## [Task goal]
Only lines with the word "style" are needed; collect each of them from the listing below.

## [Data for this task]

↓

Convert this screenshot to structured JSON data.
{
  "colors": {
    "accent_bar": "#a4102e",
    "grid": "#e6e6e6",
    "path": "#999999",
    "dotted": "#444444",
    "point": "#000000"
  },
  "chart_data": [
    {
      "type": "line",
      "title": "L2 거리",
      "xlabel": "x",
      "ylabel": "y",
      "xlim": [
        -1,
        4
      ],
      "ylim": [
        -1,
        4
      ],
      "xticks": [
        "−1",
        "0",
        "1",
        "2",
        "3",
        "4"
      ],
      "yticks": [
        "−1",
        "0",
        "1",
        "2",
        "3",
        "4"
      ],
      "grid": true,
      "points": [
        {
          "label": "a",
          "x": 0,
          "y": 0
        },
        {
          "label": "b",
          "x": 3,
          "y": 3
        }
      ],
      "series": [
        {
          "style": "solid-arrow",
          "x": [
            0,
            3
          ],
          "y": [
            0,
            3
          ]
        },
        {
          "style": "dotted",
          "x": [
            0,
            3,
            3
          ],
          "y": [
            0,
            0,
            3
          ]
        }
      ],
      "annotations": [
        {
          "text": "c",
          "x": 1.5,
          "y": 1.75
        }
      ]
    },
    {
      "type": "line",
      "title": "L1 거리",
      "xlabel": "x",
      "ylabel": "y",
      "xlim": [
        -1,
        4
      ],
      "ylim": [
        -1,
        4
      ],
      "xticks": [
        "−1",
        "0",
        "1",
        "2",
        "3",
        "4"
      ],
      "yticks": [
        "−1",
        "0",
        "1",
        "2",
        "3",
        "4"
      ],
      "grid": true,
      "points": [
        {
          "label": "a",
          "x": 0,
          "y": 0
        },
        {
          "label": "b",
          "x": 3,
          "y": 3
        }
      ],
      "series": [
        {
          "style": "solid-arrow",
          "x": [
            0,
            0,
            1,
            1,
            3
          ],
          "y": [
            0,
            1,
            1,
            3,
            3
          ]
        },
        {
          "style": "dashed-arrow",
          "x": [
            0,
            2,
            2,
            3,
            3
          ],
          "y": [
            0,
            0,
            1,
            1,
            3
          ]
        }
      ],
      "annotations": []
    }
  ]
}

↑

## [Task output]
          "style": "solid-arrow",
          "style": "dotted",
          "style": "solid-arrow",
          "style": "dashed-arrow",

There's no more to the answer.